WHAT TO DO: Set down all of the entries word for word, omitting the images they contain.

MATERIAL FOR THIS EXERCISE:
------

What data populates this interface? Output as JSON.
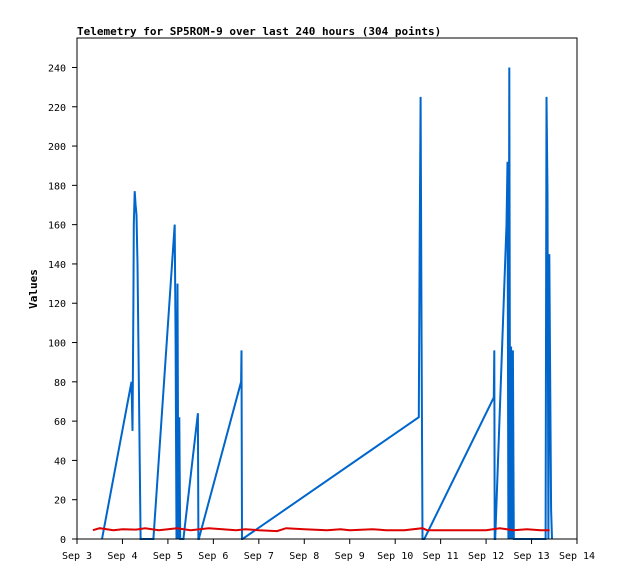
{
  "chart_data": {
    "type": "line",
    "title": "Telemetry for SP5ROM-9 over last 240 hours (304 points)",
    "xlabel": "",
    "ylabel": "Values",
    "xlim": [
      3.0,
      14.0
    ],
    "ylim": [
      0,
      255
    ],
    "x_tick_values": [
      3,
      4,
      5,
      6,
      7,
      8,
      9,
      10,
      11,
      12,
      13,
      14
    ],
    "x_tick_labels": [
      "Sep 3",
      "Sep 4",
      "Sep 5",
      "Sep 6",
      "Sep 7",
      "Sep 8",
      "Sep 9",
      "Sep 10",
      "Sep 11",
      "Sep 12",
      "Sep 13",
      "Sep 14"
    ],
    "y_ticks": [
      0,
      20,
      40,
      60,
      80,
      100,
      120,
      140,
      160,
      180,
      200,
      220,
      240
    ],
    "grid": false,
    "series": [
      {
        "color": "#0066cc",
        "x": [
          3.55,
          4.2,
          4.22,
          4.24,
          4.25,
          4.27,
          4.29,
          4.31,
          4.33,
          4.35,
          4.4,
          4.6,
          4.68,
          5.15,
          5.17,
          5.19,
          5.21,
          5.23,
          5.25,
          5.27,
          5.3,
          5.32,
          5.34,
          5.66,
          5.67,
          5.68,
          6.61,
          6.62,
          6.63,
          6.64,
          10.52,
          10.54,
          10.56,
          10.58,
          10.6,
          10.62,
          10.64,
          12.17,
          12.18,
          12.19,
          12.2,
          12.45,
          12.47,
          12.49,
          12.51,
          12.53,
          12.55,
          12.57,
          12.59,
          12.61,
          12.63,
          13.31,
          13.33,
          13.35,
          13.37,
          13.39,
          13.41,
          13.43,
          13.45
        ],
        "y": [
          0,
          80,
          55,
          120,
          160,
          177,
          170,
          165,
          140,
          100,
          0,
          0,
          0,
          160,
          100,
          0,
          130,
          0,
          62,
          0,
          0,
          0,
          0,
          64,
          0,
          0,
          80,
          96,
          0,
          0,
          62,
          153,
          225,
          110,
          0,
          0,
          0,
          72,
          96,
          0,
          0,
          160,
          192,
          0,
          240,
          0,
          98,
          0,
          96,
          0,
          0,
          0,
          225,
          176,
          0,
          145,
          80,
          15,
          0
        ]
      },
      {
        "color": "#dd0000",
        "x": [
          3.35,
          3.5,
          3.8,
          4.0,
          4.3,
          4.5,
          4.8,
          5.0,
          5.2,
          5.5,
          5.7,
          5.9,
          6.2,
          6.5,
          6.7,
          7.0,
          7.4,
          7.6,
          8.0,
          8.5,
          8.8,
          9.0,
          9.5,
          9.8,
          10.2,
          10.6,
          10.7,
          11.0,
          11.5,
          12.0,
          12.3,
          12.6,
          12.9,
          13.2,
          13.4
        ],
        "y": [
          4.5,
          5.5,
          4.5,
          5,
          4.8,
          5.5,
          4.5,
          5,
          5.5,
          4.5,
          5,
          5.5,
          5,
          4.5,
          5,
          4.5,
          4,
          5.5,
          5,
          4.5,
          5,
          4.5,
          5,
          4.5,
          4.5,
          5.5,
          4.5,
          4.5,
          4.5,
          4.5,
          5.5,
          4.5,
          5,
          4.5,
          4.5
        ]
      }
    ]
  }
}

------

WORKED SOLUTION:
What data populates this interface? Output as JSON.
{
  "chart_data": {
    "type": "line",
    "title": "Telemetry for SP5ROM-9 over last 240 hours (304 points)",
    "xlabel": "",
    "ylabel": "Values",
    "xlim": [
      3.0,
      14.0
    ],
    "ylim": [
      0,
      255
    ],
    "x_tick_values": [
      3,
      4,
      5,
      6,
      7,
      8,
      9,
      10,
      11,
      12,
      13,
      14
    ],
    "x_tick_labels": [
      "Sep 3",
      "Sep 4",
      "Sep 5",
      "Sep 6",
      "Sep 7",
      "Sep 8",
      "Sep 9",
      "Sep 10",
      "Sep 11",
      "Sep 12",
      "Sep 13",
      "Sep 14"
    ],
    "y_ticks": [
      0,
      20,
      40,
      60,
      80,
      100,
      120,
      140,
      160,
      180,
      200,
      220,
      240
    ],
    "grid": false,
    "series": [
      {
        "color": "#0066cc",
        "x": [
          3.55,
          4.2,
          4.22,
          4.24,
          4.25,
          4.27,
          4.29,
          4.31,
          4.33,
          4.35,
          4.4,
          4.6,
          4.68,
          5.15,
          5.17,
          5.19,
          5.21,
          5.23,
          5.25,
          5.27,
          5.3,
          5.32,
          5.34,
          5.66,
          5.67,
          5.68,
          6.61,
          6.62,
          6.63,
          6.64,
          10.52,
          10.54,
          10.56,
          10.58,
          10.6,
          10.62,
          10.64,
          12.17,
          12.18,
          12.19,
          12.2,
          12.45,
          12.47,
          12.49,
          12.51,
          12.53,
          12.55,
          12.57,
          12.59,
          12.61,
          12.63,
          13.31,
          13.33,
          13.35,
          13.37,
          13.39,
          13.41,
          13.43,
          13.45
        ],
        "y": [
          0,
          80,
          55,
          120,
          160,
          177,
          170,
          165,
          140,
          100,
          0,
          0,
          0,
          160,
          100,
          0,
          130,
          0,
          62,
          0,
          0,
          0,
          0,
          64,
          0,
          0,
          80,
          96,
          0,
          0,
          62,
          153,
          225,
          110,
          0,
          0,
          0,
          72,
          96,
          0,
          0,
          160,
          192,
          0,
          240,
          0,
          98,
          0,
          96,
          0,
          0,
          0,
          225,
          176,
          0,
          145,
          80,
          15,
          0
        ]
      },
      {
        "color": "#dd0000",
        "x": [
          3.35,
          3.5,
          3.8,
          4.0,
          4.3,
          4.5,
          4.8,
          5.0,
          5.2,
          5.5,
          5.7,
          5.9,
          6.2,
          6.5,
          6.7,
          7.0,
          7.4,
          7.6,
          8.0,
          8.5,
          8.8,
          9.0,
          9.5,
          9.8,
          10.2,
          10.6,
          10.7,
          11.0,
          11.5,
          12.0,
          12.3,
          12.6,
          12.9,
          13.2,
          13.4
        ],
        "y": [
          4.5,
          5.5,
          4.5,
          5,
          4.8,
          5.5,
          4.5,
          5,
          5.5,
          4.5,
          5,
          5.5,
          5,
          4.5,
          5,
          4.5,
          4,
          5.5,
          5,
          4.5,
          5,
          4.5,
          5,
          4.5,
          4.5,
          5.5,
          4.5,
          4.5,
          4.5,
          4.5,
          5.5,
          4.5,
          5,
          4.5,
          4.5
        ]
      }
    ]
  }
}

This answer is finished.